_STATED EXERCISE_
Print out the entries below with no edits.
-- Begin STORED RECORDS --
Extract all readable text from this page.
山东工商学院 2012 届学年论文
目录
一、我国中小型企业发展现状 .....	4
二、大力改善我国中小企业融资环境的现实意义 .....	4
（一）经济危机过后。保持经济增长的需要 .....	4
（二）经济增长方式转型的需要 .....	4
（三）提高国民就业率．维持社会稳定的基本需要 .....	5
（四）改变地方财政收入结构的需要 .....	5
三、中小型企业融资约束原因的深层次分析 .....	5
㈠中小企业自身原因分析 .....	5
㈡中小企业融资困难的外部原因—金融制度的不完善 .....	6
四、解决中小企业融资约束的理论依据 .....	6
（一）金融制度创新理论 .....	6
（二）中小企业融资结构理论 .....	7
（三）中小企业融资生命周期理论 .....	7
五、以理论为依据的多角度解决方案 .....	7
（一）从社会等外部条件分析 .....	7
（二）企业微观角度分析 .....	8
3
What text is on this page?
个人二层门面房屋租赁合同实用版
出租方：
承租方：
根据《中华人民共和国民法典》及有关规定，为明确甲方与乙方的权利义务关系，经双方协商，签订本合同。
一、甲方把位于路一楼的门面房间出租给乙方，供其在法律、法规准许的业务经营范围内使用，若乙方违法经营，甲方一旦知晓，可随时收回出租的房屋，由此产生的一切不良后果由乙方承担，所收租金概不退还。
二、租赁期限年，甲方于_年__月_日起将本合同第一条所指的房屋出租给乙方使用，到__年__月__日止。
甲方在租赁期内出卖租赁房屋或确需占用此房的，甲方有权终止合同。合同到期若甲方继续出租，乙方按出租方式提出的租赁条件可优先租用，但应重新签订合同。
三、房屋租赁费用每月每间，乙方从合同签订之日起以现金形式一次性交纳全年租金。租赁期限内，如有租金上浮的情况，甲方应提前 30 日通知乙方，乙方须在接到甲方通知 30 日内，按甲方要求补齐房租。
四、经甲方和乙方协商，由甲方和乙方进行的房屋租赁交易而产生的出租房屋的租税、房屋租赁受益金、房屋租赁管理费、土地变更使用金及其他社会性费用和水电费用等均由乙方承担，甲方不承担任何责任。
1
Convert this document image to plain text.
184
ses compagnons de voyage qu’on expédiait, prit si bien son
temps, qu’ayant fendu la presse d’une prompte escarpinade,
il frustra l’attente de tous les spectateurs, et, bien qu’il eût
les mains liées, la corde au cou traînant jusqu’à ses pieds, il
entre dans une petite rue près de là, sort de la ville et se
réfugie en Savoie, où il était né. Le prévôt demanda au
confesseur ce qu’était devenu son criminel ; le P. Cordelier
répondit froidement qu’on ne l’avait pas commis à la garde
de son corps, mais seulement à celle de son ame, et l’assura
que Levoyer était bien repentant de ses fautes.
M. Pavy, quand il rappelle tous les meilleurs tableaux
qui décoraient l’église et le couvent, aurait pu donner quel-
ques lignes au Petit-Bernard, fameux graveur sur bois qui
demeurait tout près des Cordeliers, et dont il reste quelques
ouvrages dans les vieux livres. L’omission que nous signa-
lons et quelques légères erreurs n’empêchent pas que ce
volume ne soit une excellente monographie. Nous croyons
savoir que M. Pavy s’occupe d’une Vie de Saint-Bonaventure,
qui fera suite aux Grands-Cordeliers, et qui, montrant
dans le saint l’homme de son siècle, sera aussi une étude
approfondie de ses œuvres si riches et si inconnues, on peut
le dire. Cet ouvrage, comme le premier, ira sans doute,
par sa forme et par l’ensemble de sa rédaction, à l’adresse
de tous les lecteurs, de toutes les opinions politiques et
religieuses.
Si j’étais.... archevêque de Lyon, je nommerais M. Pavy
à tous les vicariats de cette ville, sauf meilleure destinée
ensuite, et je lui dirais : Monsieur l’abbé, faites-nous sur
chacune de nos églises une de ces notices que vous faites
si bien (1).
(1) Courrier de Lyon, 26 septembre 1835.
-- End STORED RECORDS --
_SOLUTION TO THE PROBLEM_
Extract all readable text from this page.
山东工商学院 2012 届学年论文
目录
一、我国中小型企业发展现状 .....	4
二、大力改善我国中小企业融资环境的现实意义 .....	4
（一）经济危机过后。保持经济增长的需要 .....	4
（二）经济增长方式转型的需要 .....	4
（三）提高国民就业率．维持社会稳定的基本需要 .....	5
（四）改变地方财政收入结构的需要 .....	5
三、中小型企业融资约束原因的深层次分析 .....	5
㈠中小企业自身原因分析 .....	5
㈡中小企业融资困难的外部原因—金融制度的不完善 .....	6
四、解决中小企业融资约束的理论依据 .....	6
（一）金融制度创新理论 .....	6
（二）中小企业融资结构理论 .....	7
（三）中小企业融资生命周期理论 .....	7
五、以理论为依据的多角度解决方案 .....	7
（一）从社会等外部条件分析 .....	7
（二）企业微观角度分析 .....	8
3
What text is on this page?
个人二层门面房屋租赁合同实用版
出租方：
承租方：
根据《中华人民共和国民法典》及有关规定，为明确甲方与乙方的权利义务关系，经双方协商，签订本合同。
一、甲方把位于路一楼的门面房间出租给乙方，供其在法律、法规准许的业务经营范围内使用，若乙方违法经营，甲方一旦知晓，可随时收回出租的房屋，由此产生的一切不良后果由乙方承担，所收租金概不退还。
二、租赁期限年，甲方于_年__月_日起将本合同第一条所指的房屋出租给乙方使用，到__年__月__日止。
甲方在租赁期内出卖租赁房屋或确需占用此房的，甲方有权终止合同。合同到期若甲方继续出租，乙方按出租方式提出的租赁条件可优先租用，但应重新签订合同。
三、房屋租赁费用每月每间，乙方从合同签订之日起以现金形式一次性交纳全年租金。租赁期限内，如有租金上浮的情况，甲方应提前 30 日通知乙方，乙方须在接到甲方通知 30 日内，按甲方要求补齐房租。
四、经甲方和乙方协商，由甲方和乙方进行的房屋租赁交易而产生的出租房屋的租税、房屋租赁受益金、房屋租赁管理费、土地变更使用金及其他社会性费用和水电费用等均由乙方承担，甲方不承担任何责任。
1
Convert this document image to plain text.
184
ses compagnons de voyage qu’on expédiait, prit si bien son
temps, qu’ayant fendu la presse d’une prompte escarpinade,
il frustra l’attente de tous les spectateurs, et, bien qu’il eût
les mains liées, la corde au cou traînant jusqu’à ses pieds, il
entre dans une petite rue près de là, sort de la ville et se
réfugie en Savoie, où il était né. Le prévôt demanda au
confesseur ce qu’était devenu son criminel ; le P. Cordelier
répondit froidement qu’on ne l’avait pas commis à la garde
de son corps, mais seulement à celle de son ame, et l’assura
que Levoyer était bien repentant de ses fautes.
M. Pavy, quand il rappelle tous les meilleurs tableaux
qui décoraient l’église et le couvent, aurait pu donner quel-
ques lignes au Petit-Bernard, fameux graveur sur bois qui
demeurait tout près des Cordeliers, et dont il reste quelques
ouvrages dans les vieux livres. L’omission que nous signa-
lons et quelques légères erreurs n’empêchent pas que ce
volume ne soit une excellente monographie. Nous croyons
savoir que M. Pavy s’occupe d’une Vie de Saint-Bonaventure,
qui fera suite aux Grands-Cordeliers, et qui, montrant
dans le saint l’homme de son siècle, sera aussi une étude
approfondie de ses œuvres si riches et si inconnues, on peut
le dire. Cet ouvrage, comme le premier, ira sans doute,
par sa forme et par l’ensemble de sa rédaction, à l’adresse
de tous les lecteurs, de toutes les opinions politiques et
religieuses.
Si j’étais.... archevêque de Lyon, je nommerais M. Pavy
à tous les vicariats de cette ville, sauf meilleure destinée
ensuite, et je lui dirais : Monsieur l’abbé, faites-nous sur
chacune de nos églises une de ces notices que vous faites
si bien (1).
(1) Courrier de Lyon, 26 septembre 1835.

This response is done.